Work instructions:
Using the entries below, transcribe exactly the line containing "Output the text content of this document." and each line that follows it to the end.

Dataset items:
[START]
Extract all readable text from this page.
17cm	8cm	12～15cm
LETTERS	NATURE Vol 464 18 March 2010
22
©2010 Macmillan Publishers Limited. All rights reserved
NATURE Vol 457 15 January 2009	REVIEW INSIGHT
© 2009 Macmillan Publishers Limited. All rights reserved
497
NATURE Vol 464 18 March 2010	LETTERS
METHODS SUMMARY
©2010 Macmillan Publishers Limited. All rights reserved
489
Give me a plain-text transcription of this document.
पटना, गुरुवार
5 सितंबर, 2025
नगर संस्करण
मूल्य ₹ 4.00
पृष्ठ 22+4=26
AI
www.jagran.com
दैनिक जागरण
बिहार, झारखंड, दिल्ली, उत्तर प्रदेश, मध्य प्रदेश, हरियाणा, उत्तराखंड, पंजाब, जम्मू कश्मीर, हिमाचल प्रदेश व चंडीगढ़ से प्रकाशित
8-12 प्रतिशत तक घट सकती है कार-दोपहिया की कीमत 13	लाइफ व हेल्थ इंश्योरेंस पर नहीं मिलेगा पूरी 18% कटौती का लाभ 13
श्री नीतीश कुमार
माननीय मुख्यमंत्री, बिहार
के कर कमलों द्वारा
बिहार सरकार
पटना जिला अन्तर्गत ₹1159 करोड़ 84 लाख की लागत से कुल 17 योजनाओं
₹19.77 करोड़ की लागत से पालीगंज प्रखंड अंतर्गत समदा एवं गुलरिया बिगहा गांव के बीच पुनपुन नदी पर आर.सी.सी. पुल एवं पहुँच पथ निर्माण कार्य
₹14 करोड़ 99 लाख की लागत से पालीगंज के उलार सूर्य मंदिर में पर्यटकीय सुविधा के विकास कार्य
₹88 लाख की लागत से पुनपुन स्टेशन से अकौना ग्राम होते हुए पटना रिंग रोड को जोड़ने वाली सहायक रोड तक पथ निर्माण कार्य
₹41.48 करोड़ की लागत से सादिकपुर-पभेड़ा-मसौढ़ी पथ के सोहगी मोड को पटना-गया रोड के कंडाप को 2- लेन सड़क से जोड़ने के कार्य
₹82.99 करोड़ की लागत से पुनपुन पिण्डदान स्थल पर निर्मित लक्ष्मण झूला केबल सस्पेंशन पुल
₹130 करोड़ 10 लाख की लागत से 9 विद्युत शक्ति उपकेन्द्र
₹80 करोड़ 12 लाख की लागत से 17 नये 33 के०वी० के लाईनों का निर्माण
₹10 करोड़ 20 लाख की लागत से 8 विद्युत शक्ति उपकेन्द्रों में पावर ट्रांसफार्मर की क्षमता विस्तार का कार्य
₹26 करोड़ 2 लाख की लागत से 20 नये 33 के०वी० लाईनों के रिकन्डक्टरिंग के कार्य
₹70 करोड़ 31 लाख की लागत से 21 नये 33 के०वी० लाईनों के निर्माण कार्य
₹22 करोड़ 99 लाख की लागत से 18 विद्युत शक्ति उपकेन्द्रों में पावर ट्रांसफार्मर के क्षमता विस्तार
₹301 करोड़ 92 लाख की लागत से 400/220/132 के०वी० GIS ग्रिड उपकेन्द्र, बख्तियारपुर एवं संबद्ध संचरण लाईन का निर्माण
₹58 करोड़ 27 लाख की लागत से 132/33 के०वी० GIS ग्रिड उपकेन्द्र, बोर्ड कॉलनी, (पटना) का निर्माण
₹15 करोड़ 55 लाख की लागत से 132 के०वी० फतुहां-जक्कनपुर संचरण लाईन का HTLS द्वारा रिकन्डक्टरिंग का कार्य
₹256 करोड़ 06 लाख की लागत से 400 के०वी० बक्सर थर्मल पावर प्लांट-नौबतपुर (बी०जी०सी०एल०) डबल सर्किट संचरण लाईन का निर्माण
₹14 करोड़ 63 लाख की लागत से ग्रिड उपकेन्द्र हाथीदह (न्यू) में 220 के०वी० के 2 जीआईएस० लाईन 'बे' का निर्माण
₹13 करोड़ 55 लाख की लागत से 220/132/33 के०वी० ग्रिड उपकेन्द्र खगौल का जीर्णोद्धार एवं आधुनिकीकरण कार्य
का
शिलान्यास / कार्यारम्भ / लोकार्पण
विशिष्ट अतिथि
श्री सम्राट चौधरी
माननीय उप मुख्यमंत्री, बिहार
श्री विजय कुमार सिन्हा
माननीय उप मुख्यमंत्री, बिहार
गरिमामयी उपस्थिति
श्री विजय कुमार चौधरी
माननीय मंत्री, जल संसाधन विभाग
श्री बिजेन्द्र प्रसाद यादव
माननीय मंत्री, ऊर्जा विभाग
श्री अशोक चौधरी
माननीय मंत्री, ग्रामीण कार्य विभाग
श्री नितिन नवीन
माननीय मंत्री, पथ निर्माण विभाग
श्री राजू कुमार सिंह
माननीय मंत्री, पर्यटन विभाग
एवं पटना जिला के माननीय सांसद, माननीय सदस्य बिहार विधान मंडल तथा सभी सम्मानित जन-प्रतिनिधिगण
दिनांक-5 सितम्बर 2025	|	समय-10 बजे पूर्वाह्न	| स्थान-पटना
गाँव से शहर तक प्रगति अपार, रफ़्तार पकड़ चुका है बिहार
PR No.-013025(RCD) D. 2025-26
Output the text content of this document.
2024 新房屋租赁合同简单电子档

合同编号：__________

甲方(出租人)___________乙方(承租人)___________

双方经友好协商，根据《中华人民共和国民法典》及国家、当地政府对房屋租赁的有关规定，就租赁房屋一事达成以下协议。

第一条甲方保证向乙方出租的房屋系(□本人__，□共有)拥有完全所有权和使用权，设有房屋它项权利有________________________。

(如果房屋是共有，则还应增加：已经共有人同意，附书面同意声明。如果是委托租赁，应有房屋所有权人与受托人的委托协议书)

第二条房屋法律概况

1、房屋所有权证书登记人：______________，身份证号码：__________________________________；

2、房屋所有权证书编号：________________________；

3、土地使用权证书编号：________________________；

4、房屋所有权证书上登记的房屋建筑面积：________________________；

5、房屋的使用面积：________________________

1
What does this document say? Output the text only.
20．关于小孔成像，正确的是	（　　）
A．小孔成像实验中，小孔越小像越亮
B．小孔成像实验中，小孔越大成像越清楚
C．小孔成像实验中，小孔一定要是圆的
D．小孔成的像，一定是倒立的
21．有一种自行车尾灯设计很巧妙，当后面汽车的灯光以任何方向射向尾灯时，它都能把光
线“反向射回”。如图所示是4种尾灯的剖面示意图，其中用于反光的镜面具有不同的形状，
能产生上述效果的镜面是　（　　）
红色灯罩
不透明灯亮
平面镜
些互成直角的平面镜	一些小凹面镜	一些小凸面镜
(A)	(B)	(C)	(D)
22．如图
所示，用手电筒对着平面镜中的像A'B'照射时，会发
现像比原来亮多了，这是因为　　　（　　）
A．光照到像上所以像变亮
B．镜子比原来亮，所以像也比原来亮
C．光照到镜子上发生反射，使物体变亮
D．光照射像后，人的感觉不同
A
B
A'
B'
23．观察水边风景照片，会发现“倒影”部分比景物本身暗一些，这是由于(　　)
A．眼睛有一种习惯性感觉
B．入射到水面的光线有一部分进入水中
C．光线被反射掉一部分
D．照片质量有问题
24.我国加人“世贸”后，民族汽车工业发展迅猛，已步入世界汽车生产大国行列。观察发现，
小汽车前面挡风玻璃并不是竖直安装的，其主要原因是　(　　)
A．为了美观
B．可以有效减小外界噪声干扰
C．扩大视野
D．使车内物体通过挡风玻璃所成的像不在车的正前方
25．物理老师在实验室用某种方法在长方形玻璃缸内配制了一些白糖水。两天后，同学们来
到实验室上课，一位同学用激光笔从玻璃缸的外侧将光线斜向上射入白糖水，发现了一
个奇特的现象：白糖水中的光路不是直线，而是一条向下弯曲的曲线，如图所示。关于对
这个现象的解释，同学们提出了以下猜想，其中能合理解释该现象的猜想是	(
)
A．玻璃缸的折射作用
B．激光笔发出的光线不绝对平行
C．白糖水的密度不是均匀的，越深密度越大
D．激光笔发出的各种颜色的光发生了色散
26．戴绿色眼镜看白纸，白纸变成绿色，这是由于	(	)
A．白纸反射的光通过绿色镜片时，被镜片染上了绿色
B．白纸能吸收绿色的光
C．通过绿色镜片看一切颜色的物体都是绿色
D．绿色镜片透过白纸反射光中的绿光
[END]
Output for this task:
Output the text content of this document.
2024 新房屋租赁合同简单电子档

合同编号：__________

甲方(出租人)___________乙方(承租人)___________

双方经友好协商，根据《中华人民共和国民法典》及国家、当地政府对房屋租赁的有关规定，就租赁房屋一事达成以下协议。

第一条甲方保证向乙方出租的房屋系(□本人__，□共有)拥有完全所有权和使用权，设有房屋它项权利有________________________。

(如果房屋是共有，则还应增加：已经共有人同意，附书面同意声明。如果是委托租赁，应有房屋所有权人与受托人的委托协议书)

第二条房屋法律概况

1、房屋所有权证书登记人：______________，身份证号码：__________________________________；

2、房屋所有权证书编号：________________________；

3、土地使用权证书编号：________________________；

4、房屋所有权证书上登记的房屋建筑面积：________________________；

5、房屋的使用面积：________________________

1
What does this document say? Output the text only.
20．关于小孔成像，正确的是	（　　）
A．小孔成像实验中，小孔越小像越亮
B．小孔成像实验中，小孔越大成像越清楚
C．小孔成像实验中，小孔一定要是圆的
D．小孔成的像，一定是倒立的
21．有一种自行车尾灯设计很巧妙，当后面汽车的灯光以任何方向射向尾灯时，它都能把光
线“反向射回”。如图所示是4种尾灯的剖面示意图，其中用于反光的镜面具有不同的形状，
能产生上述效果的镜面是　（　　）
红色灯罩
不透明灯亮
平面镜
些互成直角的平面镜	一些小凹面镜	一些小凸面镜
(A)	(B)	(C)	(D)
22．如图
所示，用手电筒对着平面镜中的像A'B'照射时，会发
现像比原来亮多了，这是因为　　　（　　）
A．光照到像上所以像变亮
B．镜子比原来亮，所以像也比原来亮
C．光照到镜子上发生反射，使物体变亮
D．光照射像后，人的感觉不同
A
B
A'
B'
23．观察水边风景照片，会发现“倒影”部分比景物本身暗一些，这是由于(　　)
A．眼睛有一种习惯性感觉
B．入射到水面的光线有一部分进入水中
C．光线被反射掉一部分
D．照片质量有问题
24.我国加人“世贸”后，民族汽车工业发展迅猛，已步入世界汽车生产大国行列。观察发现，
小汽车前面挡风玻璃并不是竖直安装的，其主要原因是　(　　)
A．为了美观
B．可以有效减小外界噪声干扰
C．扩大视野
D．使车内物体通过挡风玻璃所成的像不在车的正前方
25．物理老师在实验室用某种方法在长方形玻璃缸内配制了一些白糖水。两天后，同学们来
到实验室上课，一位同学用激光笔从玻璃缸的外侧将光线斜向上射入白糖水，发现了一
个奇特的现象：白糖水中的光路不是直线，而是一条向下弯曲的曲线，如图所示。关于对
这个现象的解释，同学们提出了以下猜想，其中能合理解释该现象的猜想是	(
)
A．玻璃缸的折射作用
B．激光笔发出的光线不绝对平行
C．白糖水的密度不是均匀的，越深密度越大
D．激光笔发出的各种颜色的光发生了色散
26．戴绿色眼镜看白纸，白纸变成绿色，这是由于	(	)
A．白纸反射的光通过绿色镜片时，被镜片染上了绿色
B．白纸能吸收绿色的光
C．通过绿色镜片看一切颜色的物体都是绿色
D．绿色镜片透过白纸反射光中的绿光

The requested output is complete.